[What the task asks]: Exclude all pictures, then copy each of the records exactly as written.

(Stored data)
'''

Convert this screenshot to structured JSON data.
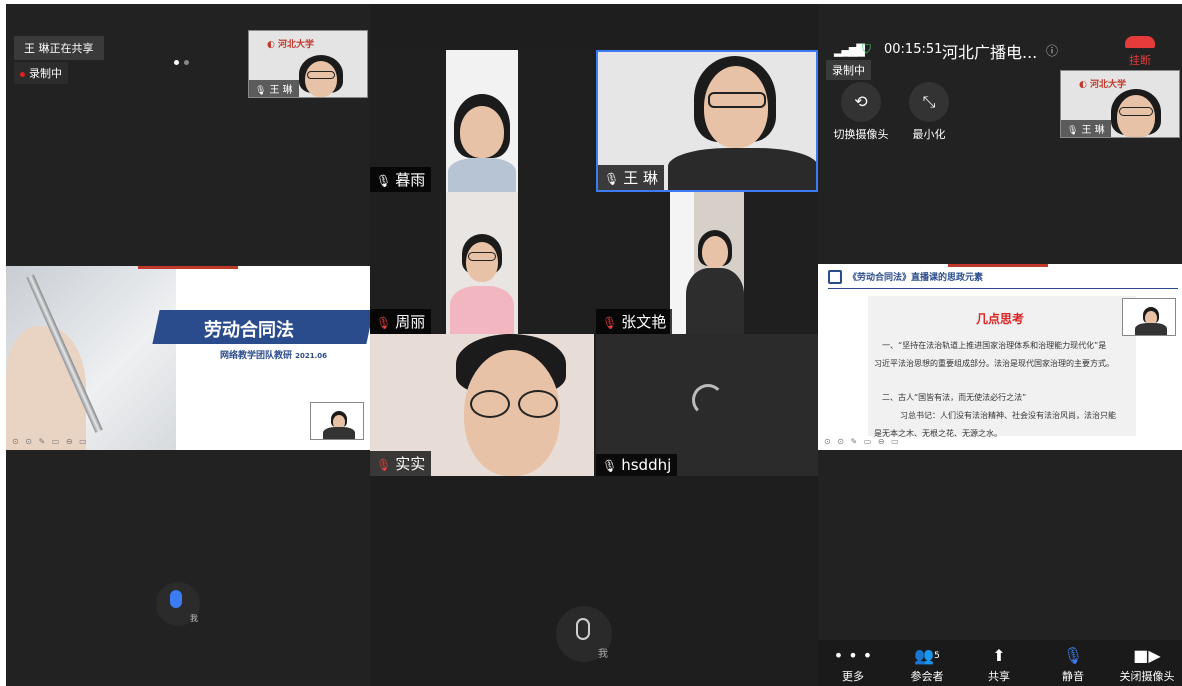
{
  "panel1": {
    "sharing_text": "王 琳正在共享",
    "recording_text": "录制中",
    "thumb_name": "王 琳",
    "slide": {
      "title": "劳动合同法",
      "subtitle": "网络教学团队教研",
      "date": "2021.06"
    },
    "self_label": "我"
  },
  "panel2": {
    "participants": [
      {
        "name": "暮雨",
        "mic": "on"
      },
      {
        "name": "王 琳",
        "mic": "on"
      },
      {
        "name": "周丽",
        "mic": "off"
      },
      {
        "name": "张文艳",
        "mic": "off"
      },
      {
        "name": "实实",
        "mic": "off"
      },
      {
        "name": "hsddhj",
        "mic": "on"
      }
    ],
    "self_label": "我"
  },
  "panel3": {
    "timer": "00:15:51",
    "channel": "河北广播电...",
    "hangup_label": "挂断",
    "recording_text": "录制中",
    "switch_camera_label": "切换摄像头",
    "minimize_label": "最小化",
    "thumb_name": "王 琳",
    "slide": {
      "header": "《劳动合同法》直播课的思政元素",
      "title": "几点思考",
      "line1": "一、“坚持在法治轨道上推进国家治理体系和治理能力现代化”是",
      "line2": "习近平法治思想的重要组成部分。法治是现代国家治理的主要方式。",
      "line3": "二、古人“国皆有法，而无使法必行之法”",
      "line4": "习总书记：人们没有法治精神、社会没有法治风尚，法治只能",
      "line5": "是无本之木、无根之花、无源之水。"
    },
    "bottom_bar": {
      "more": "更多",
      "participants": "参会者",
      "participants_count": "5",
      "share": "共享",
      "mute": "静音",
      "camera_off": "关闭摄像头"
    }
  },
  "colors": {
    "accent_blue": "#3b7cf2",
    "hangup_red": "#e53b3b",
    "slide_blue": "#2b4c8c",
    "shield_green": "#3fcf62"
  }
}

'''

[Written answer]:
Convert this screenshot to structured JSON data.
{
  "panel1": {
    "sharing_text": "王 琳正在共享",
    "recording_text": "录制中",
    "thumb_name": "王 琳",
    "slide": {
      "title": "劳动合同法",
      "subtitle": "网络教学团队教研",
      "date": "2021.06"
    },
    "self_label": "我"
  },
  "panel2": {
    "participants": [
      {
        "name": "暮雨",
        "mic": "on"
      },
      {
        "name": "王 琳",
        "mic": "on"
      },
      {
        "name": "周丽",
        "mic": "off"
      },
      {
        "name": "张文艳",
        "mic": "off"
      },
      {
        "name": "实实",
        "mic": "off"
      },
      {
        "name": "hsddhj",
        "mic": "on"
      }
    ],
    "self_label": "我"
  },
  "panel3": {
    "timer": "00:15:51",
    "channel": "河北广播电...",
    "hangup_label": "挂断",
    "recording_text": "录制中",
    "switch_camera_label": "切换摄像头",
    "minimize_label": "最小化",
    "thumb_name": "王 琳",
    "slide": {
      "header": "《劳动合同法》直播课的思政元素",
      "title": "几点思考",
      "line1": "一、“坚持在法治轨道上推进国家治理体系和治理能力现代化”是",
      "line2": "习近平法治思想的重要组成部分。法治是现代国家治理的主要方式。",
      "line3": "二、古人“国皆有法，而无使法必行之法”",
      "line4": "习总书记：人们没有法治精神、社会没有法治风尚，法治只能",
      "line5": "是无本之木、无根之花、无源之水。"
    },
    "bottom_bar": {
      "more": "更多",
      "participants": "参会者",
      "participants_count": "5",
      "share": "共享",
      "mute": "静音",
      "camera_off": "关闭摄像头"
    }
  },
  "colors": {
    "accent_blue": "#3b7cf2",
    "hangup_red": "#e53b3b",
    "slide_blue": "#2b4c8c",
    "shield_green": "#3fcf62"
  }
}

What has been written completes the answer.